[Material for the task]
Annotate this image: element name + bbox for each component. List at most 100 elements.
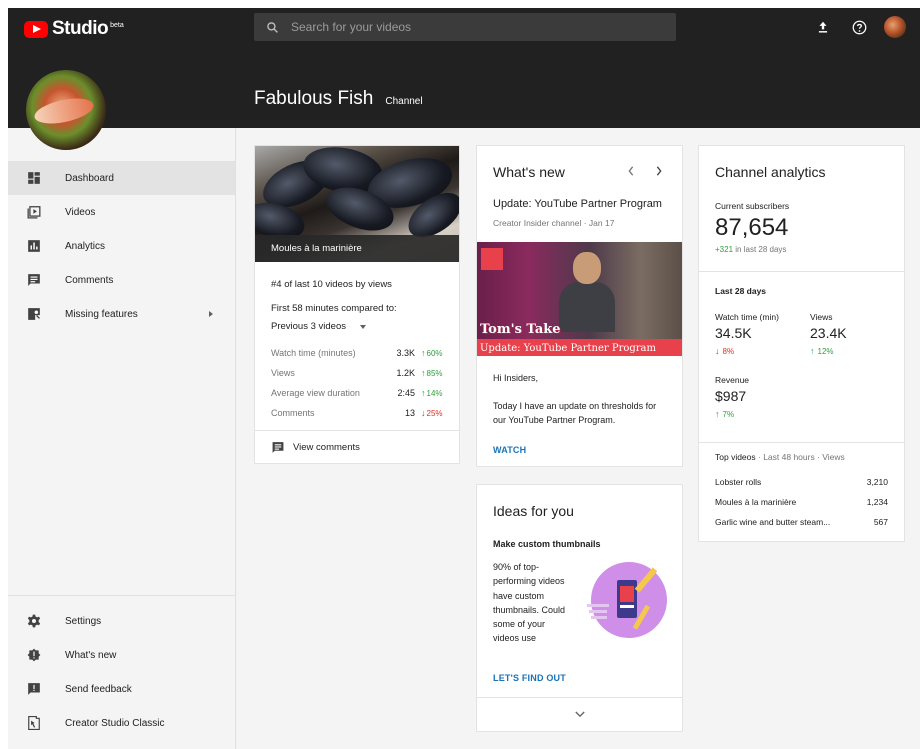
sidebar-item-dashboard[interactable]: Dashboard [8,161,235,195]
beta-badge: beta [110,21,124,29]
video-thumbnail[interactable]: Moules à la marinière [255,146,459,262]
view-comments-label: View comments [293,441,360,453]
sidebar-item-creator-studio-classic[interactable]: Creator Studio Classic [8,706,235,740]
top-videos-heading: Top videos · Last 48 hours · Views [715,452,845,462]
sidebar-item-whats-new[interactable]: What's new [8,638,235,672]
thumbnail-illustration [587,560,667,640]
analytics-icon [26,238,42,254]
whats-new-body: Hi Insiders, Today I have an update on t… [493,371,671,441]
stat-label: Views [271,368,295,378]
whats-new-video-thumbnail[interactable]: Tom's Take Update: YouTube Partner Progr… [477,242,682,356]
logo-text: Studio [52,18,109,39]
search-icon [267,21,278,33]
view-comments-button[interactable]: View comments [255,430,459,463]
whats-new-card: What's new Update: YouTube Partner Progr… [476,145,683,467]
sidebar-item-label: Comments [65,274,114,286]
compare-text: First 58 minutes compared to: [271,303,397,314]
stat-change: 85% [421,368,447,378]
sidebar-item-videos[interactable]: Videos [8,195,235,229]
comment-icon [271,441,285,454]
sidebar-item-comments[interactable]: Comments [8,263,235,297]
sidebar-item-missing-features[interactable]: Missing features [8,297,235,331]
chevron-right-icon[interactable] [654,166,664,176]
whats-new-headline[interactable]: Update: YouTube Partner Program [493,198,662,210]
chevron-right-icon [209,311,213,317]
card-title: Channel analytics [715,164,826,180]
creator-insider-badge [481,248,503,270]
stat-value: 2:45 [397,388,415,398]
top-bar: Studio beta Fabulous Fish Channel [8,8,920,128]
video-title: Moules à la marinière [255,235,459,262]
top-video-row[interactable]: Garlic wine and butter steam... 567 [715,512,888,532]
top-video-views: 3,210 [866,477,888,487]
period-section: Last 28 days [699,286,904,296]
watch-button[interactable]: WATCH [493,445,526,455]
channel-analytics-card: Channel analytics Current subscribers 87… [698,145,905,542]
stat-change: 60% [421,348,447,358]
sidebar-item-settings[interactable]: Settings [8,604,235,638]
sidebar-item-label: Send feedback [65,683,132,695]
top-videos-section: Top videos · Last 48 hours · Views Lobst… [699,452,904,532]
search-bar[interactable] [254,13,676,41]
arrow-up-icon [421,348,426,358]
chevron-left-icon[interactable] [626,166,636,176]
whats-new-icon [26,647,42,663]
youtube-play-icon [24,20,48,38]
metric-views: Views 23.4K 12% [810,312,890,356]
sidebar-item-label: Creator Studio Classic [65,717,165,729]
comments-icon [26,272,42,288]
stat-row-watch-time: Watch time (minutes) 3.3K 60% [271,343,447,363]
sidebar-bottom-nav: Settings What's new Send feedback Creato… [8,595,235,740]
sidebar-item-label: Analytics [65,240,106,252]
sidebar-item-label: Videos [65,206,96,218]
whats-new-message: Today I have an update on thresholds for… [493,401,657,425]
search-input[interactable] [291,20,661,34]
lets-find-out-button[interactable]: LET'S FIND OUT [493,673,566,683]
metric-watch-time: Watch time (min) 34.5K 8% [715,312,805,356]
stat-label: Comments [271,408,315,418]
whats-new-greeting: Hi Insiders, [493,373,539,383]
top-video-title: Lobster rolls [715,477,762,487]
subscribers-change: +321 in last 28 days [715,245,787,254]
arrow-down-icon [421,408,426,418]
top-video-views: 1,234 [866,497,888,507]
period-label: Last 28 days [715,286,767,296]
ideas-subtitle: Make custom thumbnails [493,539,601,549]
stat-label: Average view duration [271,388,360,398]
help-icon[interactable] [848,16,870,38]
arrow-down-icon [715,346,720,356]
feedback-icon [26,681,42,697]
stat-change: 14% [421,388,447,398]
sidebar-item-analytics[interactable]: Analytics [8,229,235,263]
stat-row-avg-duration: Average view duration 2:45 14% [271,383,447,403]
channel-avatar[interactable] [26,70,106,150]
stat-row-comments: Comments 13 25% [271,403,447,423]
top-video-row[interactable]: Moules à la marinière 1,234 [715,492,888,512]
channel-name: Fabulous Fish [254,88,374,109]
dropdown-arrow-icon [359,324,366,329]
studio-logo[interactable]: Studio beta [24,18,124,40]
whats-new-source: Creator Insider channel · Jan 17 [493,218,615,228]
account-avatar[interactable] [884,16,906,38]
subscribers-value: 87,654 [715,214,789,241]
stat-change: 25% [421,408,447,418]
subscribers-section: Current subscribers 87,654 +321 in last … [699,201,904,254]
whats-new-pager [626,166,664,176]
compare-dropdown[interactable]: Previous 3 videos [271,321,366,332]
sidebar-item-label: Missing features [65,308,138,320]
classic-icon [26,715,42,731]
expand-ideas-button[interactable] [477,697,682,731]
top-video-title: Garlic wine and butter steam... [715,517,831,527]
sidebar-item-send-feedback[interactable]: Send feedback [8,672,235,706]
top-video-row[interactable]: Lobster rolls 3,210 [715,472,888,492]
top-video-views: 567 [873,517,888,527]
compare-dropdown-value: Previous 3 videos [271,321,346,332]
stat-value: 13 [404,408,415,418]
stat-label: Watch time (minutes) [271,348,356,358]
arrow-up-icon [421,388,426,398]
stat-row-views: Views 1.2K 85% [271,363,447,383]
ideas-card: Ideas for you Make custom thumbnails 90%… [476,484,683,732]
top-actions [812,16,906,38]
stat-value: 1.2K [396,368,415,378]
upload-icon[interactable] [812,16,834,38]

[Task requirements] Print every line of the items above word for word, leaving out the pictures.

[Response to the exercise]
Annotate this image: element name + bbox for each component. List at most 100 elements.
sidebar-item-dashboard[interactable]: Dashboard [8,161,235,195]
beta-badge: beta [110,21,124,29]
video-thumbnail[interactable]: Moules à la marinière [255,146,459,262]
view-comments-label: View comments [293,441,360,453]
sidebar-item-creator-studio-classic[interactable]: Creator Studio Classic [8,706,235,740]
top-videos-heading: Top videos · Last 48 hours · Views [715,452,845,462]
sidebar-item-whats-new[interactable]: What's new [8,638,235,672]
thumbnail-illustration [587,560,667,640]
analytics-icon [26,238,42,254]
whats-new-body: Hi Insiders, Today I have an update on t… [493,371,671,441]
stat-label: Views [271,368,295,378]
whats-new-video-thumbnail[interactable]: Tom's Take Update: YouTube Partner Progr… [477,242,682,356]
logo-text: Studio [52,18,109,39]
search-icon [267,21,278,33]
view-comments-button[interactable]: View comments [255,430,459,463]
whats-new-card: What's new Update: YouTube Partner Progr… [476,145,683,467]
sidebar-item-label: Comments [65,274,114,286]
compare-text: First 58 minutes compared to: [271,303,397,314]
stat-change: 85% [421,368,447,378]
sidebar-item-videos[interactable]: Videos [8,195,235,229]
comment-icon [271,441,285,454]
sidebar-item-comments[interactable]: Comments [8,263,235,297]
sidebar-item-missing-features[interactable]: Missing features [8,297,235,331]
chevron-right-icon[interactable] [654,166,664,176]
whats-new-headline[interactable]: Update: YouTube Partner Program [493,198,662,210]
chevron-right-icon [209,311,213,317]
card-title: Channel analytics [715,164,826,180]
creator-insider-badge [481,248,503,270]
stat-value: 2:45 [397,388,415,398]
top-bar: Studio beta Fabulous Fish Channel [8,8,920,128]
video-title: Moules à la marinière [255,235,459,262]
top-video-row[interactable]: Garlic wine and butter steam... 567 [715,512,888,532]
top-video-views: 3,210 [866,477,888,487]
period-section: Last 28 days [699,286,904,296]
watch-button[interactable]: WATCH [493,445,526,455]
channel-analytics-card: Channel analytics Current subscribers 87… [698,145,905,542]
stat-change: 60% [421,348,447,358]
sidebar-item-settings[interactable]: Settings [8,604,235,638]
sidebar-item-label: Send feedback [65,683,132,695]
top-videos-section: Top videos · Last 48 hours · Views Lobst… [699,452,904,532]
search-bar[interactable] [254,13,676,41]
arrow-up-icon [421,348,426,358]
chevron-left-icon[interactable] [626,166,636,176]
whats-new-icon [26,647,42,663]
youtube-play-icon [24,20,48,38]
metric-views: Views 23.4K 12% [810,312,890,356]
sidebar-item-label: Creator Studio Classic [65,717,165,729]
comments-icon [26,272,42,288]
stat-row-watch-time: Watch time (minutes) 3.3K 60% [271,343,447,363]
sidebar-bottom-nav: Settings What's new Send feedback Creato… [8,595,235,740]
sidebar-item-label: Analytics [65,240,106,252]
sidebar-item-label: Videos [65,206,96,218]
whats-new-message: Today I have an update on thresholds for… [493,401,657,425]
search-input[interactable] [291,20,661,34]
lets-find-out-button[interactable]: LET'S FIND OUT [493,673,566,683]
metric-watch-time: Watch time (min) 34.5K 8% [715,312,805,356]
stat-label: Comments [271,408,315,418]
whats-new-greeting: Hi Insiders, [493,373,539,383]
top-video-title: Lobster rolls [715,477,762,487]
subscribers-change: +321 in last 28 days [715,245,787,254]
arrow-down-icon [421,408,426,418]
top-video-views: 1,234 [866,497,888,507]
period-label: Last 28 days [715,286,767,296]
ideas-subtitle: Make custom thumbnails [493,539,601,549]
stat-label: Average view duration [271,388,360,398]
help-icon[interactable] [848,16,870,38]
arrow-down-icon [715,346,720,356]
feedback-icon [26,681,42,697]
stat-change: 14% [421,388,447,398]
sidebar-item-analytics[interactable]: Analytics [8,229,235,263]
stat-row-avg-duration: Average view duration 2:45 14% [271,383,447,403]
channel-avatar[interactable] [26,70,106,150]
stat-row-comments: Comments 13 25% [271,403,447,423]
top-video-row[interactable]: Moules à la marinière 1,234 [715,492,888,512]
channel-name: Fabulous Fish [254,88,374,109]
dropdown-arrow-icon [359,324,366,329]
studio-logo[interactable]: Studio beta [24,18,124,40]
whats-new-source: Creator Insider channel · Jan 17 [493,218,615,228]
account-avatar[interactable] [884,16,906,38]
subscribers-value: 87,654 [715,214,789,241]
stat-change: 25% [421,408,447,418]
subscribers-section: Current subscribers 87,654 +321 in last … [699,201,904,254]
whats-new-pager [626,166,664,176]
compare-dropdown[interactable]: Previous 3 videos [271,321,366,332]
sidebar-item-label: Missing features [65,308,138,320]
classic-icon [26,715,42,731]
expand-ideas-button[interactable] [477,697,682,731]
top-video-title: Garlic wine and butter steam... [715,517,831,527]
sidebar-item-send-feedback[interactable]: Send feedback [8,672,235,706]
top-video-row[interactable]: Lobster rolls 3,210 [715,472,888,492]
top-video-views: 567 [873,517,888,527]
compare-dropdown-value: Previous 3 videos [271,321,346,332]
stat-value: 13 [404,408,415,418]
stat-label: Watch time (minutes) [271,348,356,358]
arrow-up-icon [421,388,426,398]
stat-row-views: Views 1.2K 85% [271,363,447,383]
ideas-card: Ideas for you Make custom thumbnails 90%… [476,484,683,732]
top-actions [812,16,906,38]
stat-value: 1.2K [396,368,415,378]
upload-icon[interactable] [812,16,834,38]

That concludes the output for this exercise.